# WHAT YOU SHOULD DO
The listing below must be repeated word for word, with its images excluded.
* START RECORDS SHOWN *
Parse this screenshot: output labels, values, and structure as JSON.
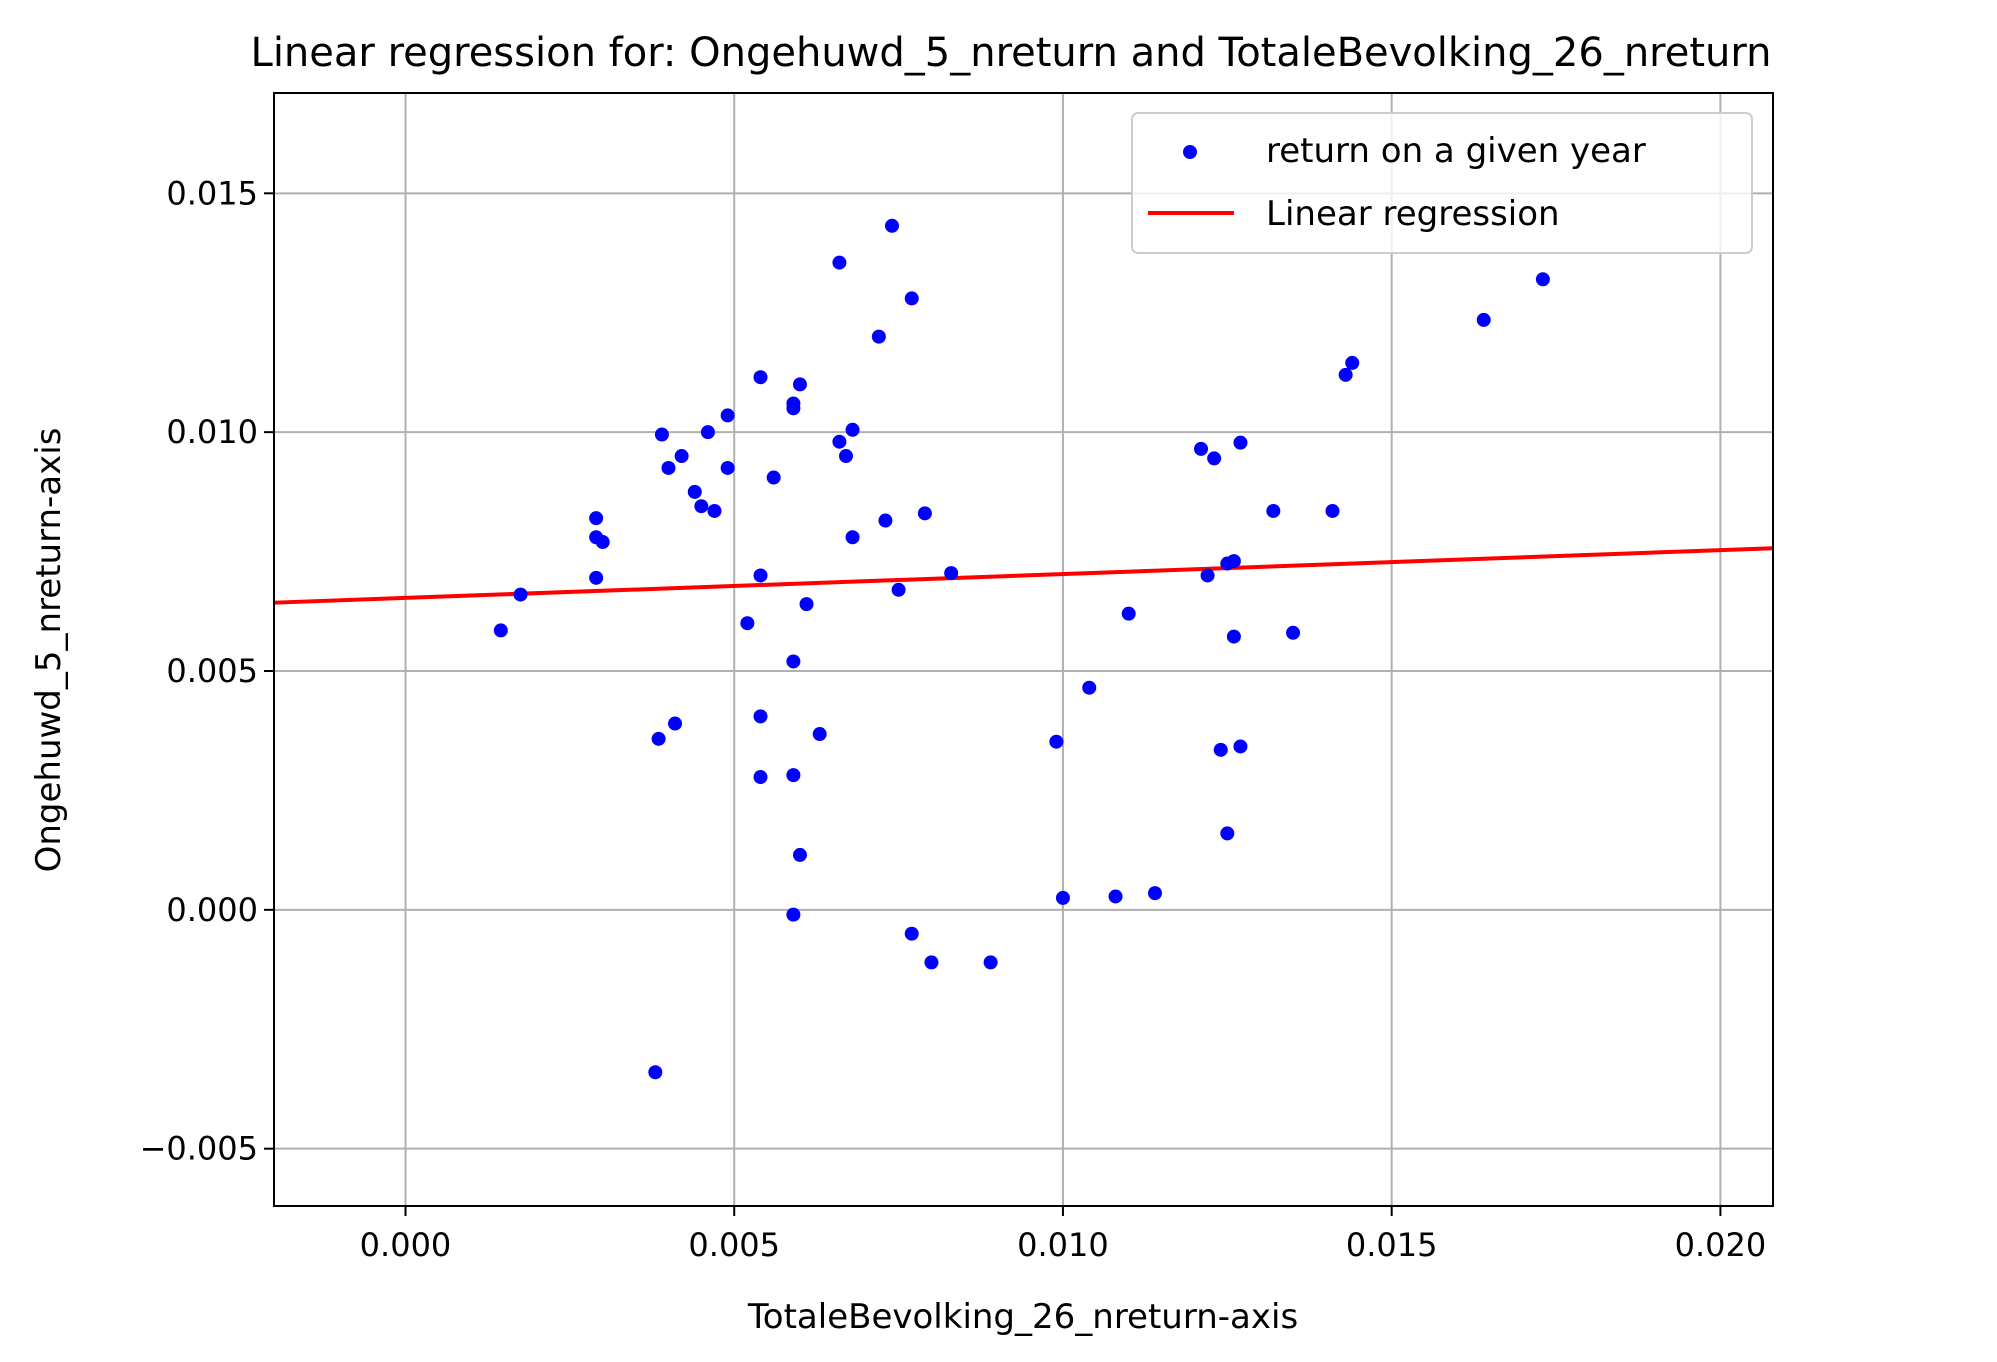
{
  "chart_data": {
    "type": "scatter",
    "title": "Linear regression for: Ongehuwd_5_nreturn and TotaleBevolking_26_nreturn",
    "xlabel": "TotaleBevolking_26_nreturn-axis",
    "ylabel": "Ongehuwd_5_nreturn-axis",
    "xlim": [
      -0.002,
      0.0208
    ],
    "ylim": [
      -0.0062,
      0.0171
    ],
    "xticks": [
      0.0,
      0.005,
      0.01,
      0.015,
      0.02
    ],
    "xtick_labels": [
      "0.000",
      "0.005",
      "0.010",
      "0.015",
      "0.020"
    ],
    "yticks": [
      -0.005,
      0.0,
      0.005,
      0.01,
      0.015
    ],
    "ytick_labels": [
      "−0.005",
      "0.000",
      "0.005",
      "0.010",
      "0.015"
    ],
    "grid": true,
    "legend_position": "top-right",
    "series": [
      {
        "name": "return on a given year",
        "type": "scatter",
        "color": "#0000ff",
        "points": [
          [
            0.00145,
            0.00585
          ],
          [
            0.00175,
            0.0066
          ],
          [
            0.0029,
            0.0082
          ],
          [
            0.0029,
            0.0078
          ],
          [
            0.003,
            0.0077
          ],
          [
            0.0029,
            0.00695
          ],
          [
            0.0038,
            -0.0034
          ],
          [
            0.00385,
            0.00358
          ],
          [
            0.0039,
            0.00995
          ],
          [
            0.004,
            0.00925
          ],
          [
            0.0041,
            0.0039
          ],
          [
            0.0042,
            0.0095
          ],
          [
            0.0044,
            0.00875
          ],
          [
            0.0045,
            0.00845
          ],
          [
            0.0046,
            0.01
          ],
          [
            0.0047,
            0.00835
          ],
          [
            0.0049,
            0.00925
          ],
          [
            0.0049,
            0.01035
          ],
          [
            0.0052,
            0.006
          ],
          [
            0.0054,
            0.01115
          ],
          [
            0.0054,
            0.007
          ],
          [
            0.0054,
            0.00405
          ],
          [
            0.0054,
            0.00278
          ],
          [
            0.0056,
            0.00905
          ],
          [
            0.0059,
            0.0106
          ],
          [
            0.0059,
            0.0105
          ],
          [
            0.0059,
            0.0052
          ],
          [
            0.0059,
            0.00282
          ],
          [
            0.0059,
            -0.0001
          ],
          [
            0.006,
            0.011
          ],
          [
            0.006,
            0.00115
          ],
          [
            0.0061,
            0.0064
          ],
          [
            0.0063,
            0.00368
          ],
          [
            0.0066,
            0.01355
          ],
          [
            0.0066,
            0.0098
          ],
          [
            0.0067,
            0.0095
          ],
          [
            0.0068,
            0.01005
          ],
          [
            0.0068,
            0.0078
          ],
          [
            0.0072,
            0.012
          ],
          [
            0.0073,
            0.00815
          ],
          [
            0.0074,
            0.01432
          ],
          [
            0.0075,
            0.0067
          ],
          [
            0.0077,
            0.0128
          ],
          [
            0.0077,
            -0.0005
          ],
          [
            0.0079,
            0.0083
          ],
          [
            0.008,
            -0.0011
          ],
          [
            0.0083,
            0.00705
          ],
          [
            0.0089,
            -0.0011
          ],
          [
            0.0099,
            0.00352
          ],
          [
            0.01,
            0.00025
          ],
          [
            0.0104,
            0.00465
          ],
          [
            0.0108,
            0.00028
          ],
          [
            0.011,
            0.0062
          ],
          [
            0.0114,
            0.00035
          ],
          [
            0.0121,
            0.00965
          ],
          [
            0.0122,
            0.007
          ],
          [
            0.0123,
            0.00945
          ],
          [
            0.0124,
            0.00335
          ],
          [
            0.0125,
            0.0016
          ],
          [
            0.0125,
            0.00725
          ],
          [
            0.0126,
            0.00572
          ],
          [
            0.0126,
            0.0073
          ],
          [
            0.0127,
            0.00978
          ],
          [
            0.0127,
            0.00342
          ],
          [
            0.0132,
            0.00835
          ],
          [
            0.0135,
            0.0058
          ],
          [
            0.0141,
            0.00835
          ],
          [
            0.0143,
            0.0112
          ],
          [
            0.0144,
            0.01145
          ],
          [
            0.0164,
            0.01235
          ],
          [
            0.0173,
            0.0132
          ]
        ]
      },
      {
        "name": "Linear regression",
        "type": "line",
        "color": "#ff0000",
        "points": [
          [
            -0.002,
            0.00643
          ],
          [
            0.0208,
            0.00757
          ]
        ]
      }
    ]
  }
}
* END RECORDS SHOWN *
# IN RESPONSE
Parse this screenshot: output labels, values, and structure as JSON.
{
  "chart_data": {
    "type": "scatter",
    "title": "Linear regression for: Ongehuwd_5_nreturn and TotaleBevolking_26_nreturn",
    "xlabel": "TotaleBevolking_26_nreturn-axis",
    "ylabel": "Ongehuwd_5_nreturn-axis",
    "xlim": [
      -0.002,
      0.0208
    ],
    "ylim": [
      -0.0062,
      0.0171
    ],
    "xticks": [
      0.0,
      0.005,
      0.01,
      0.015,
      0.02
    ],
    "xtick_labels": [
      "0.000",
      "0.005",
      "0.010",
      "0.015",
      "0.020"
    ],
    "yticks": [
      -0.005,
      0.0,
      0.005,
      0.01,
      0.015
    ],
    "ytick_labels": [
      "−0.005",
      "0.000",
      "0.005",
      "0.010",
      "0.015"
    ],
    "grid": true,
    "legend_position": "top-right",
    "series": [
      {
        "name": "return on a given year",
        "type": "scatter",
        "color": "#0000ff",
        "points": [
          [
            0.00145,
            0.00585
          ],
          [
            0.00175,
            0.0066
          ],
          [
            0.0029,
            0.0082
          ],
          [
            0.0029,
            0.0078
          ],
          [
            0.003,
            0.0077
          ],
          [
            0.0029,
            0.00695
          ],
          [
            0.0038,
            -0.0034
          ],
          [
            0.00385,
            0.00358
          ],
          [
            0.0039,
            0.00995
          ],
          [
            0.004,
            0.00925
          ],
          [
            0.0041,
            0.0039
          ],
          [
            0.0042,
            0.0095
          ],
          [
            0.0044,
            0.00875
          ],
          [
            0.0045,
            0.00845
          ],
          [
            0.0046,
            0.01
          ],
          [
            0.0047,
            0.00835
          ],
          [
            0.0049,
            0.00925
          ],
          [
            0.0049,
            0.01035
          ],
          [
            0.0052,
            0.006
          ],
          [
            0.0054,
            0.01115
          ],
          [
            0.0054,
            0.007
          ],
          [
            0.0054,
            0.00405
          ],
          [
            0.0054,
            0.00278
          ],
          [
            0.0056,
            0.00905
          ],
          [
            0.0059,
            0.0106
          ],
          [
            0.0059,
            0.0105
          ],
          [
            0.0059,
            0.0052
          ],
          [
            0.0059,
            0.00282
          ],
          [
            0.0059,
            -0.0001
          ],
          [
            0.006,
            0.011
          ],
          [
            0.006,
            0.00115
          ],
          [
            0.0061,
            0.0064
          ],
          [
            0.0063,
            0.00368
          ],
          [
            0.0066,
            0.01355
          ],
          [
            0.0066,
            0.0098
          ],
          [
            0.0067,
            0.0095
          ],
          [
            0.0068,
            0.01005
          ],
          [
            0.0068,
            0.0078
          ],
          [
            0.0072,
            0.012
          ],
          [
            0.0073,
            0.00815
          ],
          [
            0.0074,
            0.01432
          ],
          [
            0.0075,
            0.0067
          ],
          [
            0.0077,
            0.0128
          ],
          [
            0.0077,
            -0.0005
          ],
          [
            0.0079,
            0.0083
          ],
          [
            0.008,
            -0.0011
          ],
          [
            0.0083,
            0.00705
          ],
          [
            0.0089,
            -0.0011
          ],
          [
            0.0099,
            0.00352
          ],
          [
            0.01,
            0.00025
          ],
          [
            0.0104,
            0.00465
          ],
          [
            0.0108,
            0.00028
          ],
          [
            0.011,
            0.0062
          ],
          [
            0.0114,
            0.00035
          ],
          [
            0.0121,
            0.00965
          ],
          [
            0.0122,
            0.007
          ],
          [
            0.0123,
            0.00945
          ],
          [
            0.0124,
            0.00335
          ],
          [
            0.0125,
            0.0016
          ],
          [
            0.0125,
            0.00725
          ],
          [
            0.0126,
            0.00572
          ],
          [
            0.0126,
            0.0073
          ],
          [
            0.0127,
            0.00978
          ],
          [
            0.0127,
            0.00342
          ],
          [
            0.0132,
            0.00835
          ],
          [
            0.0135,
            0.0058
          ],
          [
            0.0141,
            0.00835
          ],
          [
            0.0143,
            0.0112
          ],
          [
            0.0144,
            0.01145
          ],
          [
            0.0164,
            0.01235
          ],
          [
            0.0173,
            0.0132
          ]
        ]
      },
      {
        "name": "Linear regression",
        "type": "line",
        "color": "#ff0000",
        "points": [
          [
            -0.002,
            0.00643
          ],
          [
            0.0208,
            0.00757
          ]
        ]
      }
    ]
  }
}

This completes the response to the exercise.